■ EXERCISE OBJECTIVE
Reproduce the records exactly.

* start INFORMATION SHOWN *

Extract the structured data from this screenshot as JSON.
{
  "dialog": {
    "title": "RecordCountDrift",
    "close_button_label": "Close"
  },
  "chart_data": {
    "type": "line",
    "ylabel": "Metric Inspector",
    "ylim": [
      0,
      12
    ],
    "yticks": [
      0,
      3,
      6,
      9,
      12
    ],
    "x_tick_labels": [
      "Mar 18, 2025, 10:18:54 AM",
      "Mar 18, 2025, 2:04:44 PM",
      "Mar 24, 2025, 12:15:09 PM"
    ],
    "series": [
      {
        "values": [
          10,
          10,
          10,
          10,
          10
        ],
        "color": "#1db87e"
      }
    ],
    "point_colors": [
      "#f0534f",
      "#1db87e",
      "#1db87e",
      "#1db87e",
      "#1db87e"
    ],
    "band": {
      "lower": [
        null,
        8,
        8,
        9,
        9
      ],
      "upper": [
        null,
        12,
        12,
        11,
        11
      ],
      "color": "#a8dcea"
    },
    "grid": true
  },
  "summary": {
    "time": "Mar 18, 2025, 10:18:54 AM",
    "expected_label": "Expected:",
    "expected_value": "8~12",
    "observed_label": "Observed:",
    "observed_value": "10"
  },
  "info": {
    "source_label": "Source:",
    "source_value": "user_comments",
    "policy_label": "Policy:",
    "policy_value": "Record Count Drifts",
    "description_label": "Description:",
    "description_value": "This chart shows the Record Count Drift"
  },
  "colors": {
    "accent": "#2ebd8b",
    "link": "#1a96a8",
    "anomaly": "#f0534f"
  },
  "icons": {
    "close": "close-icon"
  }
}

* end INFORMATION SHOWN *

■ SOLUTION
Extract the structured data from this screenshot as JSON.
{
  "dialog": {
    "title": "RecordCountDrift",
    "close_button_label": "Close"
  },
  "chart_data": {
    "type": "line",
    "ylabel": "Metric Inspector",
    "ylim": [
      0,
      12
    ],
    "yticks": [
      0,
      3,
      6,
      9,
      12
    ],
    "x_tick_labels": [
      "Mar 18, 2025, 10:18:54 AM",
      "Mar 18, 2025, 2:04:44 PM",
      "Mar 24, 2025, 12:15:09 PM"
    ],
    "series": [
      {
        "values": [
          10,
          10,
          10,
          10,
          10
        ],
        "color": "#1db87e"
      }
    ],
    "point_colors": [
      "#f0534f",
      "#1db87e",
      "#1db87e",
      "#1db87e",
      "#1db87e"
    ],
    "band": {
      "lower": [
        null,
        8,
        8,
        9,
        9
      ],
      "upper": [
        null,
        12,
        12,
        11,
        11
      ],
      "color": "#a8dcea"
    },
    "grid": true
  },
  "summary": {
    "time": "Mar 18, 2025, 10:18:54 AM",
    "expected_label": "Expected:",
    "expected_value": "8~12",
    "observed_label": "Observed:",
    "observed_value": "10"
  },
  "info": {
    "source_label": "Source:",
    "source_value": "user_comments",
    "policy_label": "Policy:",
    "policy_value": "Record Count Drifts",
    "description_label": "Description:",
    "description_value": "This chart shows the Record Count Drift"
  },
  "colors": {
    "accent": "#2ebd8b",
    "link": "#1a96a8",
    "anomaly": "#f0534f"
  },
  "icons": {
    "close": "close-icon"
  }
}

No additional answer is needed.